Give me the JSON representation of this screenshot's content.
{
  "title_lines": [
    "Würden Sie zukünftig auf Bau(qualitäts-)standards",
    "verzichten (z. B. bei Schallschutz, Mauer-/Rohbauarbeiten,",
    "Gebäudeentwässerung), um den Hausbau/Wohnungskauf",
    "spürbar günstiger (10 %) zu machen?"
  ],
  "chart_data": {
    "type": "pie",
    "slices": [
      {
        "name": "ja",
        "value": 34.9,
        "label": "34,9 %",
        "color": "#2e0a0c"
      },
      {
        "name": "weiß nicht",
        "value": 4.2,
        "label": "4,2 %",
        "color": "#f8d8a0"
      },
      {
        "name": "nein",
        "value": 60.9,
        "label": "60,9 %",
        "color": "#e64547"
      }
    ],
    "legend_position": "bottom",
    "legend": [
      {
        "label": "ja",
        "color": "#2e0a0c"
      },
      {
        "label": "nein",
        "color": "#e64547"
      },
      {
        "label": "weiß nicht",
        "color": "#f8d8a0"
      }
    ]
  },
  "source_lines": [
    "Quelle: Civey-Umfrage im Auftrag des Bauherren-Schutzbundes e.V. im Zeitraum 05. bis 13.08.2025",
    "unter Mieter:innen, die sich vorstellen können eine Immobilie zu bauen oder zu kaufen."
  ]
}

····················

_GIVEN REQUEST_: Please output the entire listing exactly as it stands.

_SOLUTION_:
Give me the JSON representation of this screenshot's content.
{
  "title_lines": [
    "Würden Sie zukünftig auf Bau(qualitäts-)standards",
    "verzichten (z. B. bei Schallschutz, Mauer-/Rohbauarbeiten,",
    "Gebäudeentwässerung), um den Hausbau/Wohnungskauf",
    "spürbar günstiger (10 %) zu machen?"
  ],
  "chart_data": {
    "type": "pie",
    "slices": [
      {
        "name": "ja",
        "value": 34.9,
        "label": "34,9 %",
        "color": "#2e0a0c"
      },
      {
        "name": "weiß nicht",
        "value": 4.2,
        "label": "4,2 %",
        "color": "#f8d8a0"
      },
      {
        "name": "nein",
        "value": 60.9,
        "label": "60,9 %",
        "color": "#e64547"
      }
    ],
    "legend_position": "bottom",
    "legend": [
      {
        "label": "ja",
        "color": "#2e0a0c"
      },
      {
        "label": "nein",
        "color": "#e64547"
      },
      {
        "label": "weiß nicht",
        "color": "#f8d8a0"
      }
    ]
  },
  "source_lines": [
    "Quelle: Civey-Umfrage im Auftrag des Bauherren-Schutzbundes e.V. im Zeitraum 05. bis 13.08.2025",
    "unter Mieter:innen, die sich vorstellen können eine Immobilie zu bauen oder zu kaufen."
  ]
}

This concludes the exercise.